_WHAT NEEDS TO BE DONE_: Copy every line in which the string "Photoshop" occurs.

▼▼▼

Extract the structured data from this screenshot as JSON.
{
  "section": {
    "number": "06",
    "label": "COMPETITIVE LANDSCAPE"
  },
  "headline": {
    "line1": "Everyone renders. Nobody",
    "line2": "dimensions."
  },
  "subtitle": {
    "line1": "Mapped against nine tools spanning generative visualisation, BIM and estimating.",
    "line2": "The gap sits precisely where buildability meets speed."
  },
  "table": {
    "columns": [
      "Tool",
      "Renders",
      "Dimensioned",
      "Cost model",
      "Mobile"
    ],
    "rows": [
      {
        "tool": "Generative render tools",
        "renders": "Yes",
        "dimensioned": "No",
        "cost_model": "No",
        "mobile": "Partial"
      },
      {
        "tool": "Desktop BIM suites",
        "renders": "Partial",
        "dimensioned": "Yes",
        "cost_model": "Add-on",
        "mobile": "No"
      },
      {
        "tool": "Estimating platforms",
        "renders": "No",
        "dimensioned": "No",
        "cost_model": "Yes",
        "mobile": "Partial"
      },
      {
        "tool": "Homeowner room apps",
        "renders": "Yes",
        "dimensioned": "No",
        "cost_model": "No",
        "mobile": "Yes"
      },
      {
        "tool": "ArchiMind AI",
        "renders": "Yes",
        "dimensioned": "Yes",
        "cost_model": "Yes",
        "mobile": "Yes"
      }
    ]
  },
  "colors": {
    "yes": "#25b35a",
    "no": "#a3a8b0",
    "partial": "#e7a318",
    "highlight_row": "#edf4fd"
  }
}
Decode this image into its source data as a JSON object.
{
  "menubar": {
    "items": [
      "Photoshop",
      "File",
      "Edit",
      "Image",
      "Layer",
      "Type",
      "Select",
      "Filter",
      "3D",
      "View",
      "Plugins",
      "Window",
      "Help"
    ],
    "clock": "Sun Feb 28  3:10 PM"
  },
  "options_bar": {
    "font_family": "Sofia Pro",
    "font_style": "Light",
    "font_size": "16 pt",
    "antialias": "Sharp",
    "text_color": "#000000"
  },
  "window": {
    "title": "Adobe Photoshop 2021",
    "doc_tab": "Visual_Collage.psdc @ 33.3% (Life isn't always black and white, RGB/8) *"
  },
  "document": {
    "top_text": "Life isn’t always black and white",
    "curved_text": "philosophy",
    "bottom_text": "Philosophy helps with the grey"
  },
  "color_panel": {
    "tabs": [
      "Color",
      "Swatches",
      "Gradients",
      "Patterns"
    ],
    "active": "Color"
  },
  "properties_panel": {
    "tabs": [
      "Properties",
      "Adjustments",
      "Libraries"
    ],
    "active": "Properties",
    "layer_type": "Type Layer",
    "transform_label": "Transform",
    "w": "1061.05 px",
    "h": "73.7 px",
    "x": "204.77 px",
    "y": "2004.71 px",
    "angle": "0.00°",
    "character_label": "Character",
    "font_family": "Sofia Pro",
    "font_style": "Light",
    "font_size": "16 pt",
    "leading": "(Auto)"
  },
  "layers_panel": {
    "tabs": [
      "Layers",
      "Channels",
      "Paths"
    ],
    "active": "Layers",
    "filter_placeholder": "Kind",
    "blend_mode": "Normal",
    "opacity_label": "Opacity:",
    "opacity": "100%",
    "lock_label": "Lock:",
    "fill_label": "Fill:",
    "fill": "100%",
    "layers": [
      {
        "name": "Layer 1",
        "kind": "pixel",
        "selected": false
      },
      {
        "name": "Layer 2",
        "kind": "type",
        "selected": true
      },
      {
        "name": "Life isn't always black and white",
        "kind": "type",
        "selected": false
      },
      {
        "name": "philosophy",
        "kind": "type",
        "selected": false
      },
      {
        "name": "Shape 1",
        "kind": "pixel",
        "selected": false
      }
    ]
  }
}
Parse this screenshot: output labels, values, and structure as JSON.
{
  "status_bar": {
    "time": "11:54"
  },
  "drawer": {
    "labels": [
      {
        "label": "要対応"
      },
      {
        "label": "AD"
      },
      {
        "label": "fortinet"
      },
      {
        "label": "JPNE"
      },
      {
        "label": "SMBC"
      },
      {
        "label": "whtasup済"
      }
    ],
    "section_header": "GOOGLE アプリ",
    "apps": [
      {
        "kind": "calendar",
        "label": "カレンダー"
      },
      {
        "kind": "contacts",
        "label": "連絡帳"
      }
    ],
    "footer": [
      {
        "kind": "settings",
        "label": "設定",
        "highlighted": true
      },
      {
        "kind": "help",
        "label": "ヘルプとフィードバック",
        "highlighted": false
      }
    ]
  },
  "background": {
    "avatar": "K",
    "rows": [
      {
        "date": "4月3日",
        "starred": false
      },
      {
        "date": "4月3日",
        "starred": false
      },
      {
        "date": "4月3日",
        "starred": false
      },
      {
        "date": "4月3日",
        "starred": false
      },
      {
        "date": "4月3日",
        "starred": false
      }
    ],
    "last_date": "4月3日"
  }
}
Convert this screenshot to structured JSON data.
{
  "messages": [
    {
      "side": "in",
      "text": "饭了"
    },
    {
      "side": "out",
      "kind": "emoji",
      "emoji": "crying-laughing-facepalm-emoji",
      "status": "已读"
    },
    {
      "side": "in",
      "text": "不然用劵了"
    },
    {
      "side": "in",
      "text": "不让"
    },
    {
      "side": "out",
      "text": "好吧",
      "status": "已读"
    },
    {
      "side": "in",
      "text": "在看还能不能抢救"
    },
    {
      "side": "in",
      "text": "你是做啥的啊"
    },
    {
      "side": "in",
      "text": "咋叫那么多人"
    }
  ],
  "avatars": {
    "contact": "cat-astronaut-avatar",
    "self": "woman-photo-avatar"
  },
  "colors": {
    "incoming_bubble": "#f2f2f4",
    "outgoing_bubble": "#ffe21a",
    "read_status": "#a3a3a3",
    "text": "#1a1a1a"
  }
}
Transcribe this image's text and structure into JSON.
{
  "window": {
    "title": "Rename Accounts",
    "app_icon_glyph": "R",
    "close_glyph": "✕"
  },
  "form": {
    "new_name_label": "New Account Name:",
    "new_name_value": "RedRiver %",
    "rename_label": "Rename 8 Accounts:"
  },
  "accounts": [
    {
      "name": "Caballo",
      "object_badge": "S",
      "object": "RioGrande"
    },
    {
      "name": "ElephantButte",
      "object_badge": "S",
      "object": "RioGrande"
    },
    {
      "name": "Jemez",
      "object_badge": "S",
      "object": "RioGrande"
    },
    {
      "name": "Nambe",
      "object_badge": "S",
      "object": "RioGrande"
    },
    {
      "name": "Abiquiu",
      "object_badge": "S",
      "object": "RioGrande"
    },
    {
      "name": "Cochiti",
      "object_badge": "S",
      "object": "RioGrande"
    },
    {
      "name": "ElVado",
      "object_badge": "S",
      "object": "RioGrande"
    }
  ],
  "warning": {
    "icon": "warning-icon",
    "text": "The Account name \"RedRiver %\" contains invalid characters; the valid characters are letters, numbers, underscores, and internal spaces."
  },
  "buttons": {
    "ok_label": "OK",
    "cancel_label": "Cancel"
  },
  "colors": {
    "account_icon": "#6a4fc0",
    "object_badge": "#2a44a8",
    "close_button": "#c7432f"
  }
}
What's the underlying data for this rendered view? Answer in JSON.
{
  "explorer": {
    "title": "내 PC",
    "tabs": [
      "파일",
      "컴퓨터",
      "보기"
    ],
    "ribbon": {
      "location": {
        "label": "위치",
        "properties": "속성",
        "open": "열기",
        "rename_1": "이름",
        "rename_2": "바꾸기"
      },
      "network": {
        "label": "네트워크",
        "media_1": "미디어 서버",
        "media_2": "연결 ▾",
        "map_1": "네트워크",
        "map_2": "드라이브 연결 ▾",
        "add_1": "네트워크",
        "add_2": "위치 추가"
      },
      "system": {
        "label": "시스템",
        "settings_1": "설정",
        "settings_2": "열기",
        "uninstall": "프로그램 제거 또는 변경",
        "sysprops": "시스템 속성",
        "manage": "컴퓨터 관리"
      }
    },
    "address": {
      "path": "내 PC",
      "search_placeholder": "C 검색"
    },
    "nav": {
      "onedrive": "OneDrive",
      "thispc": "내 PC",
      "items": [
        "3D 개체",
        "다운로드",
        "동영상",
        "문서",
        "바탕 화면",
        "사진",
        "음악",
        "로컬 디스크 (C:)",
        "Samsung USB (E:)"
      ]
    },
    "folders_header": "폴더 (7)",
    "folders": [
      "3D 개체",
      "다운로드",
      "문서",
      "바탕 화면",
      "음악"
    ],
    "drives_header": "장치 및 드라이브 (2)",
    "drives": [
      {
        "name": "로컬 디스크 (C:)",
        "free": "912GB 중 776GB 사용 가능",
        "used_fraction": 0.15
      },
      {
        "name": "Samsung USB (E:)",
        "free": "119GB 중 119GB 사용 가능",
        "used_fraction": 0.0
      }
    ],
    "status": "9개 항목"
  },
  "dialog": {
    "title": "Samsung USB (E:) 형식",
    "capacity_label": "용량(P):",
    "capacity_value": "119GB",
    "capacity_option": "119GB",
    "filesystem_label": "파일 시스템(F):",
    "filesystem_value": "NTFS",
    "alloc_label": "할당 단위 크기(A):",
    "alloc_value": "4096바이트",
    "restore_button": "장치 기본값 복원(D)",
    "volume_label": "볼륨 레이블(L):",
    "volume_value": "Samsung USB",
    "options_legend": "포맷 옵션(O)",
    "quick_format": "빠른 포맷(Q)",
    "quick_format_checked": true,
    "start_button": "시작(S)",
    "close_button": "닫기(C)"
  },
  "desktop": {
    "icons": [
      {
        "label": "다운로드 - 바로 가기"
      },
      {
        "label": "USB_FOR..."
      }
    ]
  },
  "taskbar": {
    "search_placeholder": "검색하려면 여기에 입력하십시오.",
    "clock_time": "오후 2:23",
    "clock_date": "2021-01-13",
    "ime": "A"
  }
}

▲▲▲

_ANSWER IN FULL_:
      "Photoshop",
    "title": "Adobe Photoshop 2021",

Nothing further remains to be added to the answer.